◆ Problem
Look through the data below. Pick out the lines holding the string "work".

Data extracted from a collection
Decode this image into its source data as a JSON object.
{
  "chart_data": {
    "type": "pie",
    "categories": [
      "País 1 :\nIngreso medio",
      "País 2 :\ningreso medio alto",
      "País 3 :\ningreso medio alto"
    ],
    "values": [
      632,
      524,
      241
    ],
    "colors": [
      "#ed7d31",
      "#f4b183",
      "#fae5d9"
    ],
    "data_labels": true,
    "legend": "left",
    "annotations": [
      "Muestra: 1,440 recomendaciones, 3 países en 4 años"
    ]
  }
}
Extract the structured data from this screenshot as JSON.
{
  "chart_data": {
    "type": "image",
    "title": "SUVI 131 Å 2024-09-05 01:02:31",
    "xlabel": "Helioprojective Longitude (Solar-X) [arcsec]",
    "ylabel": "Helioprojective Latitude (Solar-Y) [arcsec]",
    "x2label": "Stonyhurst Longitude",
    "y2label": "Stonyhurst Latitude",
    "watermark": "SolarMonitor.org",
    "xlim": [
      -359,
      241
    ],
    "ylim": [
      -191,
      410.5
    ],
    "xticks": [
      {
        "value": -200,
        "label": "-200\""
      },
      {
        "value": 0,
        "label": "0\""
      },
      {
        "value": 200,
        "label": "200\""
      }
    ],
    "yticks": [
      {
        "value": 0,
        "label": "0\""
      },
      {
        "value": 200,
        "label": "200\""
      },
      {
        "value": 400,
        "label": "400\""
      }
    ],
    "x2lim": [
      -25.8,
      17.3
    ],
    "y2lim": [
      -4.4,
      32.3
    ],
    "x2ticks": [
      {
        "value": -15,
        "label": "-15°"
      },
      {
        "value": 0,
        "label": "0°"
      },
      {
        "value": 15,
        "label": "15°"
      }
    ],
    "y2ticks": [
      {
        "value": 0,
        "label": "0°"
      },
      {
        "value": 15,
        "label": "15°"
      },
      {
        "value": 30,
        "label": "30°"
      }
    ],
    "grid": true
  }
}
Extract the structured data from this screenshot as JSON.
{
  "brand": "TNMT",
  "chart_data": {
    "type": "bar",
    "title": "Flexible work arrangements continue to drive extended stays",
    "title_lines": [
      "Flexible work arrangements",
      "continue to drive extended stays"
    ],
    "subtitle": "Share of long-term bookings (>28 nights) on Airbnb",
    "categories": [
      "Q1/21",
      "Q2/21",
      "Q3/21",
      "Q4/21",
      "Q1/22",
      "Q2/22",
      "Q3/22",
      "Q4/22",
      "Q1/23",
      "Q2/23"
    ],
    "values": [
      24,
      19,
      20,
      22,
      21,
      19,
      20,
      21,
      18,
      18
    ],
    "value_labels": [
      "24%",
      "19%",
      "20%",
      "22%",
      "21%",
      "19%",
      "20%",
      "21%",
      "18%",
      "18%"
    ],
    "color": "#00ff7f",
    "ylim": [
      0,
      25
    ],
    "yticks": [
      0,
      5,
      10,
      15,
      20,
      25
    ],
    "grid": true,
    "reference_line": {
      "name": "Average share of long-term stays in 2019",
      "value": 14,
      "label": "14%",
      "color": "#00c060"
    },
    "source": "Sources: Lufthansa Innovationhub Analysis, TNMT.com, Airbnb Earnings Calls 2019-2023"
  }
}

◆ Exercise response
    "title": "Flexible work arrangements continue to drive extended stays",
      "Flexible work arrangements",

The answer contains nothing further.